» **What the task asks**:
Exactly as they appear, output all of the records. Skip any images.

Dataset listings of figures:

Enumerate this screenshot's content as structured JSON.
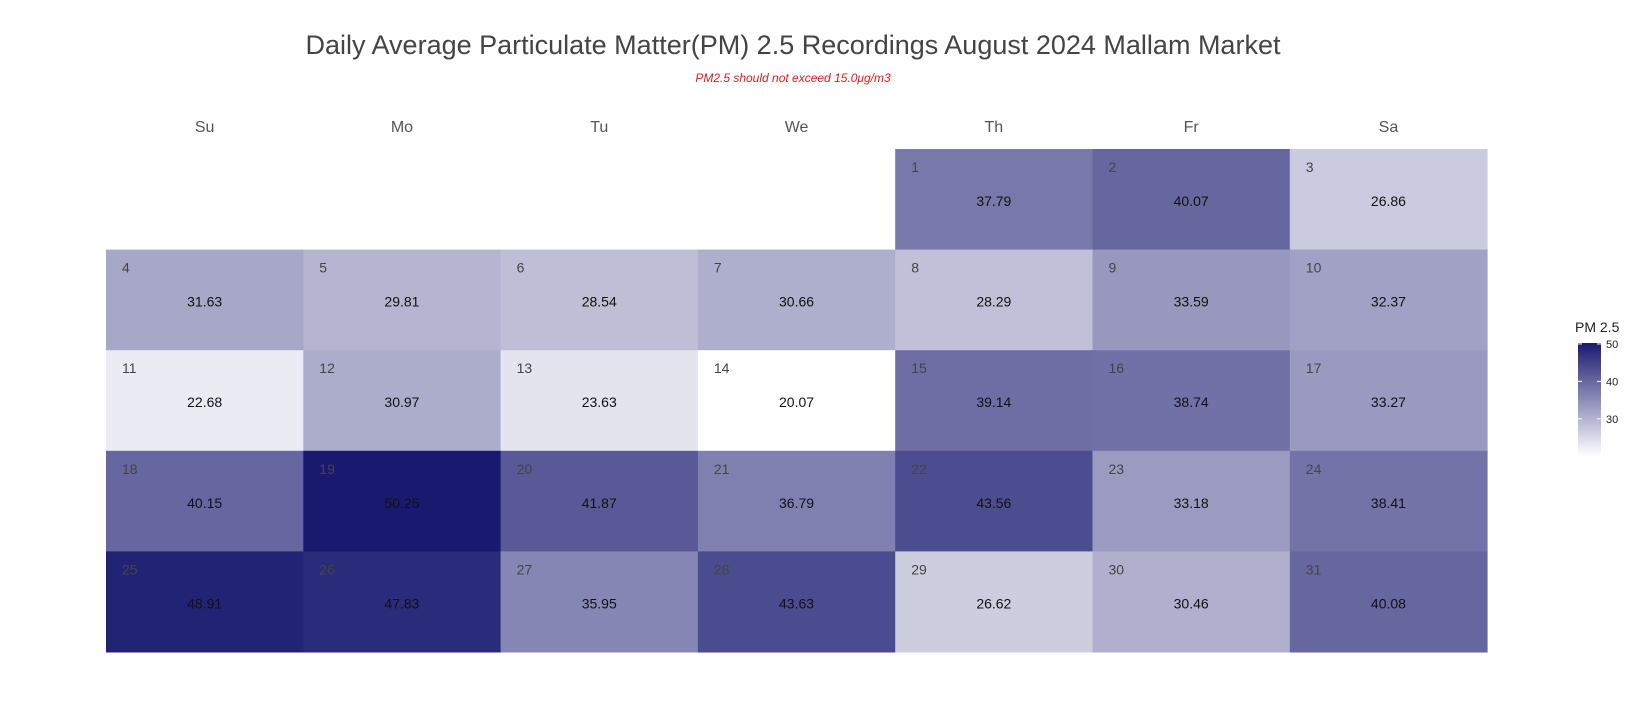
{
  "title": "Daily Average Particulate Matter(PM) 2.5 Recordings August 2024 Mallam Market",
  "subtitle": "PM2.5 should not exceed 15.0μg/m3",
  "weekdays": [
    "Su",
    "Mo",
    "Tu",
    "We",
    "Th",
    "Fr",
    "Sa"
  ],
  "colors": {
    "low": "#ffffff",
    "high": "#191970"
  },
  "chart_data": {
    "type": "heatmap",
    "layout": "calendar",
    "month": "August 2024",
    "first_weekday_index": 4,
    "days": [
      1,
      2,
      3,
      4,
      5,
      6,
      7,
      8,
      9,
      10,
      11,
      12,
      13,
      14,
      15,
      16,
      17,
      18,
      19,
      20,
      21,
      22,
      23,
      24,
      25,
      26,
      27,
      28,
      29,
      30,
      31
    ],
    "values": [
      37.79,
      40.07,
      26.86,
      31.63,
      29.81,
      28.54,
      30.66,
      28.29,
      33.59,
      32.37,
      22.68,
      30.97,
      23.63,
      20.07,
      39.14,
      38.74,
      33.27,
      40.15,
      50.25,
      41.87,
      36.79,
      43.56,
      33.18,
      38.41,
      48.91,
      47.83,
      35.95,
      43.63,
      26.62,
      30.46,
      40.08
    ],
    "value_range": [
      20.07,
      50.25
    ],
    "legend": {
      "title": "PM 2.5",
      "ticks": [
        30,
        40,
        50
      ],
      "position": "right"
    }
  }
}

» **Written reply**:
Enumerate this screenshot's content as structured JSON.
{
  "title": "Daily Average Particulate Matter(PM) 2.5 Recordings August 2024 Mallam Market",
  "subtitle": "PM2.5 should not exceed 15.0μg/m3",
  "weekdays": [
    "Su",
    "Mo",
    "Tu",
    "We",
    "Th",
    "Fr",
    "Sa"
  ],
  "colors": {
    "low": "#ffffff",
    "high": "#191970"
  },
  "chart_data": {
    "type": "heatmap",
    "layout": "calendar",
    "month": "August 2024",
    "first_weekday_index": 4,
    "days": [
      1,
      2,
      3,
      4,
      5,
      6,
      7,
      8,
      9,
      10,
      11,
      12,
      13,
      14,
      15,
      16,
      17,
      18,
      19,
      20,
      21,
      22,
      23,
      24,
      25,
      26,
      27,
      28,
      29,
      30,
      31
    ],
    "values": [
      37.79,
      40.07,
      26.86,
      31.63,
      29.81,
      28.54,
      30.66,
      28.29,
      33.59,
      32.37,
      22.68,
      30.97,
      23.63,
      20.07,
      39.14,
      38.74,
      33.27,
      40.15,
      50.25,
      41.87,
      36.79,
      43.56,
      33.18,
      38.41,
      48.91,
      47.83,
      35.95,
      43.63,
      26.62,
      30.46,
      40.08
    ],
    "value_range": [
      20.07,
      50.25
    ],
    "legend": {
      "title": "PM 2.5",
      "ticks": [
        30,
        40,
        50
      ],
      "position": "right"
    }
  }
}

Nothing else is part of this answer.